MATERIALS PROVIDED

═══

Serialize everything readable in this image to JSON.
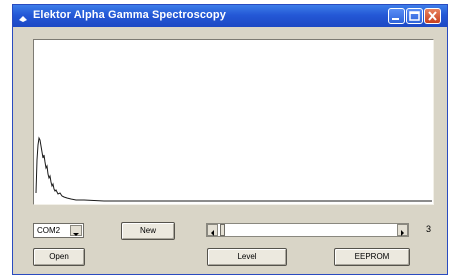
{
  "window": {
    "title": "Elektor Alpha Gamma Spectroscopy"
  },
  "port": {
    "selected": "COM2"
  },
  "buttons": {
    "new": "New",
    "open": "Open",
    "level": "Level",
    "eeprom": "EEPROM"
  },
  "scrollbar": {
    "position_label": "3"
  },
  "colors": {
    "titlebar": "#2458d6",
    "trace": "#1a1a1a"
  },
  "icons": [
    "app-icon",
    "minimize-icon",
    "maximize-icon",
    "close-icon",
    "chevron-down-icon",
    "arrow-left-icon",
    "arrow-right-icon"
  ]
}
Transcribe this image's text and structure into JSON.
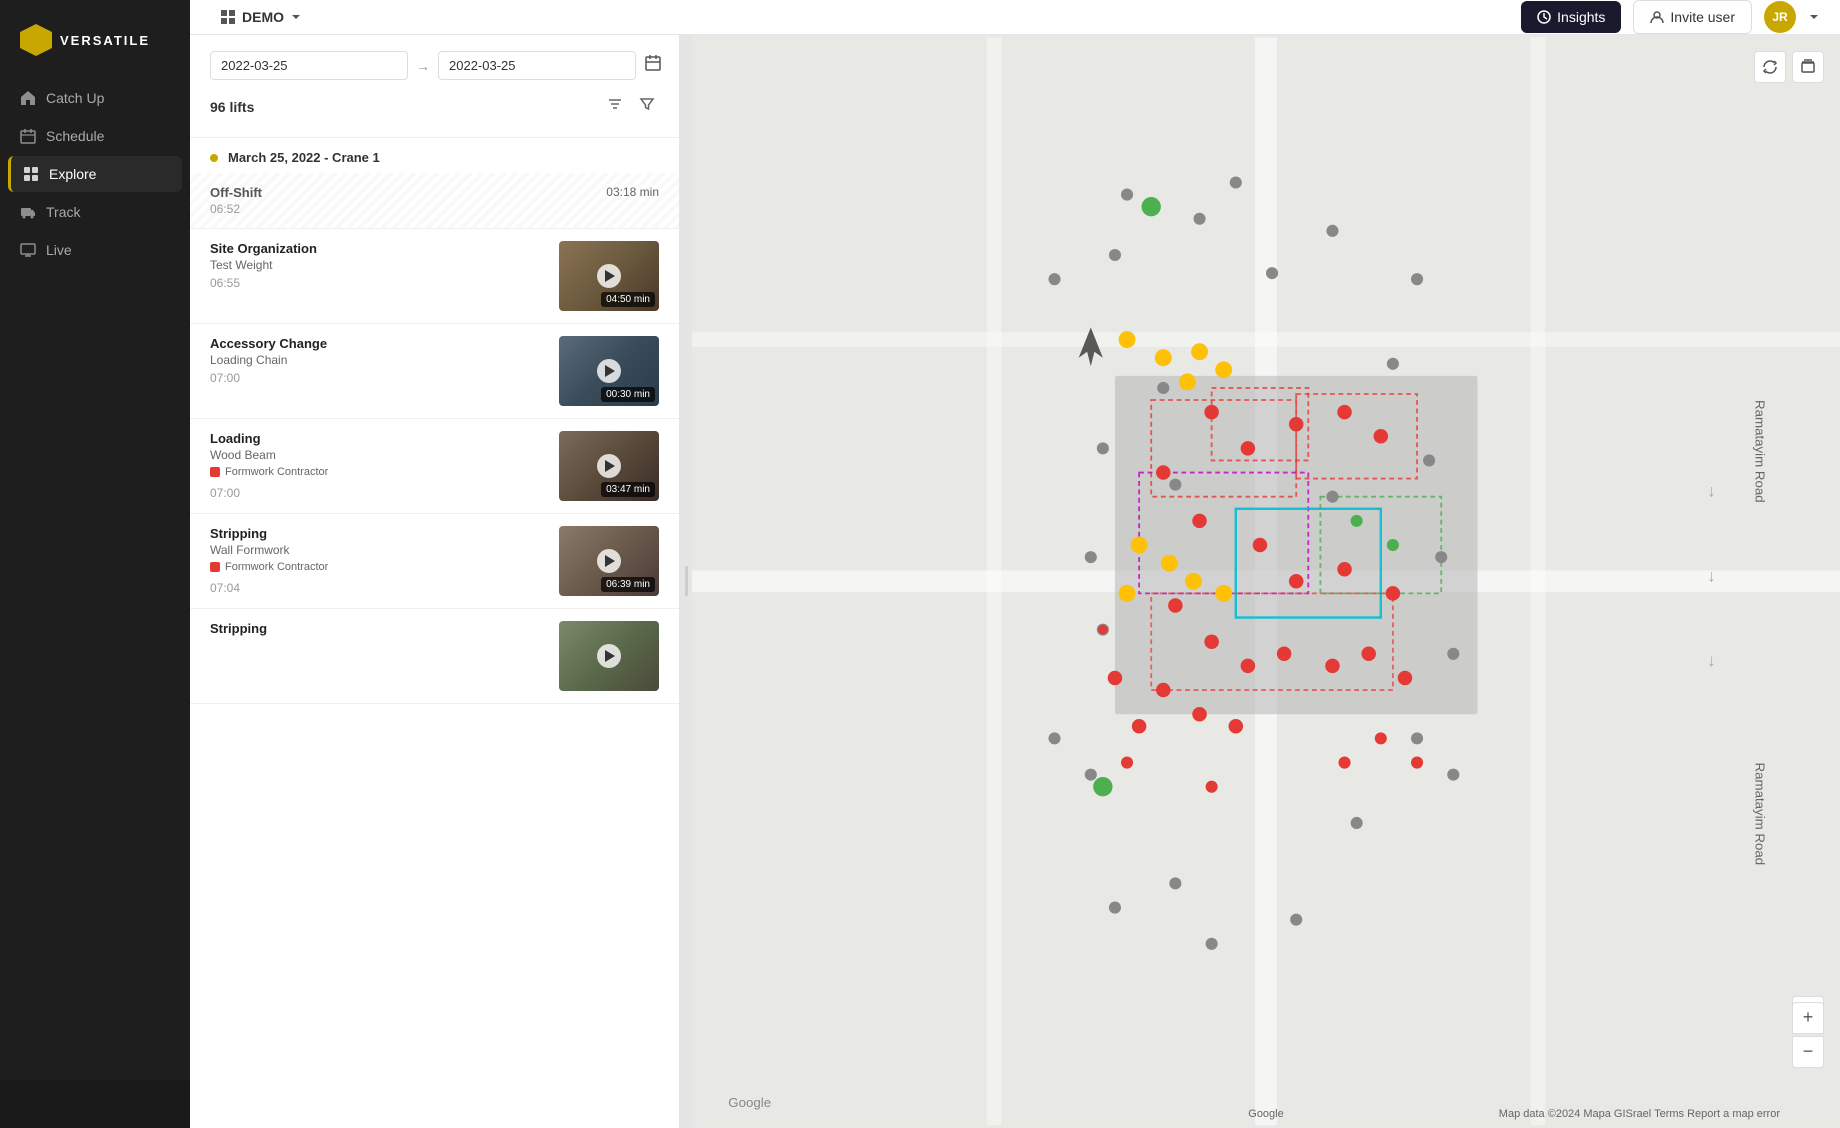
{
  "app": {
    "logo_text": "VERSATILE",
    "project": "DEMO",
    "user_initials": "JR"
  },
  "sidebar": {
    "items": [
      {
        "id": "catch-up",
        "label": "Catch Up",
        "icon": "home"
      },
      {
        "id": "schedule",
        "label": "Schedule",
        "icon": "calendar"
      },
      {
        "id": "explore",
        "label": "Explore",
        "icon": "grid",
        "active": true
      },
      {
        "id": "track",
        "label": "Track",
        "icon": "truck"
      },
      {
        "id": "live",
        "label": "Live",
        "icon": "monitor"
      }
    ]
  },
  "topbar": {
    "project_label": "DEMO",
    "insights_label": "Insights",
    "invite_label": "Invite user",
    "user_initials": "JR"
  },
  "lift_panel": {
    "date_from": "2022-03-25",
    "date_to": "2022-03-25",
    "lifts_count": "96 lifts",
    "group_label": "March 25, 2022 - Crane 1",
    "off_shift": {
      "label": "Off-Shift",
      "time": "06:52",
      "duration": "03:18 min"
    },
    "lifts": [
      {
        "type": "Site Organization",
        "subtype": "Test Weight",
        "time": "06:55",
        "duration": "04:50 min",
        "thumb_class": "thumb-org",
        "has_tag": false,
        "tag_label": "",
        "tag_color": ""
      },
      {
        "type": "Accessory Change",
        "subtype": "Loading Chain",
        "time": "07:00",
        "duration": "00:30 min",
        "thumb_class": "thumb-acc",
        "has_tag": false,
        "tag_label": "",
        "tag_color": ""
      },
      {
        "type": "Loading",
        "subtype": "Wood Beam",
        "time": "07:00",
        "duration": "03:47 min",
        "thumb_class": "thumb-load",
        "has_tag": true,
        "tag_label": "Formwork Contractor",
        "tag_color": "#e53935"
      },
      {
        "type": "Stripping",
        "subtype": "Wall Formwork",
        "time": "07:04",
        "duration": "06:39 min",
        "thumb_class": "thumb-strip",
        "has_tag": true,
        "tag_label": "Formwork Contractor",
        "tag_color": "#e53935"
      },
      {
        "type": "Stripping",
        "subtype": "",
        "time": "",
        "duration": "",
        "thumb_class": "thumb-strip2",
        "has_tag": false,
        "tag_label": "",
        "tag_color": ""
      }
    ]
  },
  "map": {
    "zoom_in_label": "+",
    "zoom_out_label": "−",
    "footer_left": "Google",
    "footer_right": "Map data ©2024 Mapa GISrael   Terms   Report a map error"
  }
}
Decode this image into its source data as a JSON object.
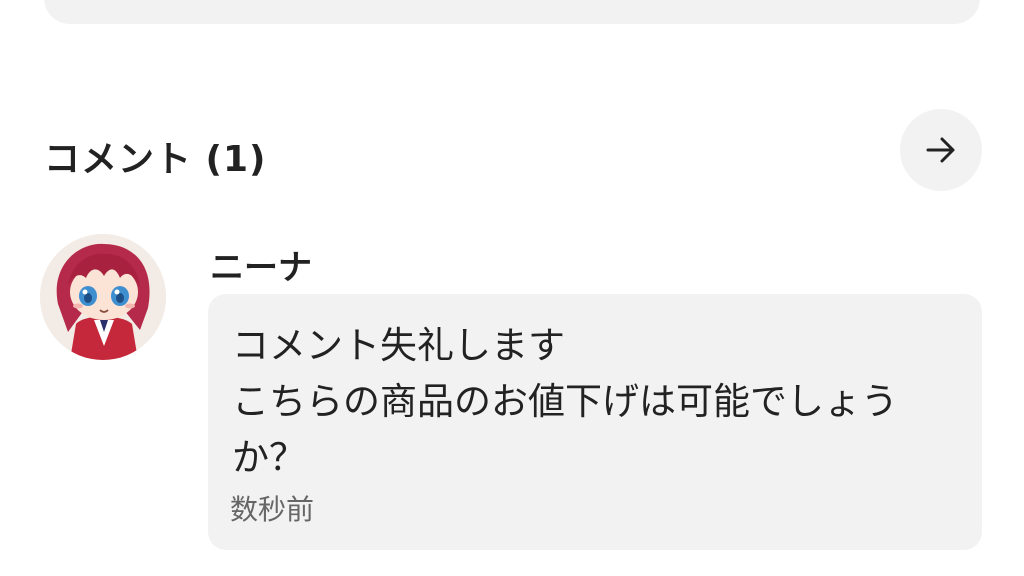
{
  "section": {
    "title": "コメント (1)",
    "arrow_icon": "arrow-right-icon"
  },
  "comment": {
    "username": "ニーナ",
    "avatar_icon": "avatar-character-icon",
    "text": "コメント失礼します\nこちらの商品のお値下げは可能でしょう\nか？",
    "timestamp": "数秒前"
  },
  "colors": {
    "card_background": "#f2f2f2",
    "text_primary": "#222222",
    "text_secondary": "#666666"
  }
}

═══

Find each line holding the string "data" and copy it out.

COMPLETE ANSWER
    "footer_right": "Map data ©2024 Mapa GISrael   Terms   Report a map error"
Decode this image into its source data as a JSON object.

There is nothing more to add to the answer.